**TASK STATEMENT**
Take down each entry exactly as written.
---
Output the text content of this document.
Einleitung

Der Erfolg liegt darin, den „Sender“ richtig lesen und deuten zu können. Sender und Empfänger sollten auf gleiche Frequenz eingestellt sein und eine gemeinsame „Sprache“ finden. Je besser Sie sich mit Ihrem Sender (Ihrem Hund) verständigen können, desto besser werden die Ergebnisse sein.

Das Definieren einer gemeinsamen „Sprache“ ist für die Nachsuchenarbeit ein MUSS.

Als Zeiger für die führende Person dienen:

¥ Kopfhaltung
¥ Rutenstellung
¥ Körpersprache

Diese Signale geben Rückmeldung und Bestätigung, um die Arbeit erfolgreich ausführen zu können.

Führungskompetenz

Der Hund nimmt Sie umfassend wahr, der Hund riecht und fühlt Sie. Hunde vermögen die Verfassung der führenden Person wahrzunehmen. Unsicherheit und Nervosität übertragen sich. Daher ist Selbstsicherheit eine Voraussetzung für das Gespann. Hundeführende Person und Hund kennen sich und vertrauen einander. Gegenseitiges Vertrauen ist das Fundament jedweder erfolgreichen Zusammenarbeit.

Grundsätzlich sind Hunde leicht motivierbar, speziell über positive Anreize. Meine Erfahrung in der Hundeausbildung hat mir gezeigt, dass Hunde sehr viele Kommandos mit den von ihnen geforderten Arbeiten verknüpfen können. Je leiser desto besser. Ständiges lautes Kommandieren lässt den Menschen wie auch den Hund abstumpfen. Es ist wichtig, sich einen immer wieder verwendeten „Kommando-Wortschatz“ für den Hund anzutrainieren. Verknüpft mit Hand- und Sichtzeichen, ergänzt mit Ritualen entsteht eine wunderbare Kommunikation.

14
---
**ANSWER TO THE TASK**
Output the text content of this document.
Einleitung

Der Erfolg liegt darin, den „Sender“ richtig lesen und deuten zu können. Sender und Empfänger sollten auf gleiche Frequenz eingestellt sein und eine gemeinsame „Sprache“ finden. Je besser Sie sich mit Ihrem Sender (Ihrem Hund) verständigen können, desto besser werden die Ergebnisse sein.

Das Definieren einer gemeinsamen „Sprache“ ist für die Nachsuchenarbeit ein MUSS.

Als Zeiger für die führende Person dienen:

¥ Kopfhaltung
¥ Rutenstellung
¥ Körpersprache

Diese Signale geben Rückmeldung und Bestätigung, um die Arbeit erfolgreich ausführen zu können.

Führungskompetenz

Der Hund nimmt Sie umfassend wahr, der Hund riecht und fühlt Sie. Hunde vermögen die Verfassung der führenden Person wahrzunehmen. Unsicherheit und Nervosität übertragen sich. Daher ist Selbstsicherheit eine Voraussetzung für das Gespann. Hundeführende Person und Hund kennen sich und vertrauen einander. Gegenseitiges Vertrauen ist das Fundament jedweder erfolgreichen Zusammenarbeit.

Grundsätzlich sind Hunde leicht motivierbar, speziell über positive Anreize. Meine Erfahrung in der Hundeausbildung hat mir gezeigt, dass Hunde sehr viele Kommandos mit den von ihnen geforderten Arbeiten verknüpfen können. Je leiser desto besser. Ständiges lautes Kommandieren lässt den Menschen wie auch den Hund abstumpfen. Es ist wichtig, sich einen immer wieder verwendeten „Kommando-Wortschatz“ für den Hund anzutrainieren. Verknüpft mit Hand- und Sichtzeichen, ergänzt mit Ritualen entsteht eine wunderbare Kommunikation.

14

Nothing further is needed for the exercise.